§ Dataset entries
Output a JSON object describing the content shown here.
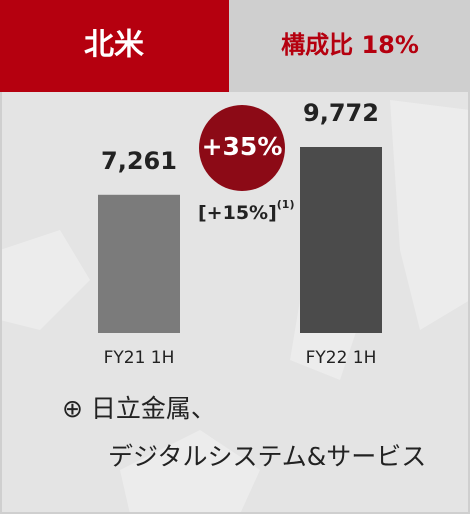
{
  "chart_data": {
    "type": "bar",
    "title": "北米",
    "share": "構成比 18%",
    "categories": [
      "FY21 1H",
      "FY22 1H"
    ],
    "values": [
      7261,
      9772
    ],
    "value_labels": [
      "7,261",
      "9,772"
    ],
    "colors": [
      "#7b7b7b",
      "#4b4b4b"
    ],
    "growth": "+35%",
    "organic_growth": "[+15%]",
    "footnote_ref": "(1)",
    "notes": [
      "⊕ 日立金属、",
      "デジタルシステム&サービス"
    ]
  }
}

§ TASK DIRECTIONS
Using the data above, write out every line exactly, leaving the images behind.

§ COMPLETE ANSWER
Output a JSON object describing the content shown here.
{
  "chart_data": {
    "type": "bar",
    "title": "北米",
    "share": "構成比 18%",
    "categories": [
      "FY21 1H",
      "FY22 1H"
    ],
    "values": [
      7261,
      9772
    ],
    "value_labels": [
      "7,261",
      "9,772"
    ],
    "colors": [
      "#7b7b7b",
      "#4b4b4b"
    ],
    "growth": "+35%",
    "organic_growth": "[+15%]",
    "footnote_ref": "(1)",
    "notes": [
      "⊕ 日立金属、",
      "デジタルシステム&サービス"
    ]
  }
}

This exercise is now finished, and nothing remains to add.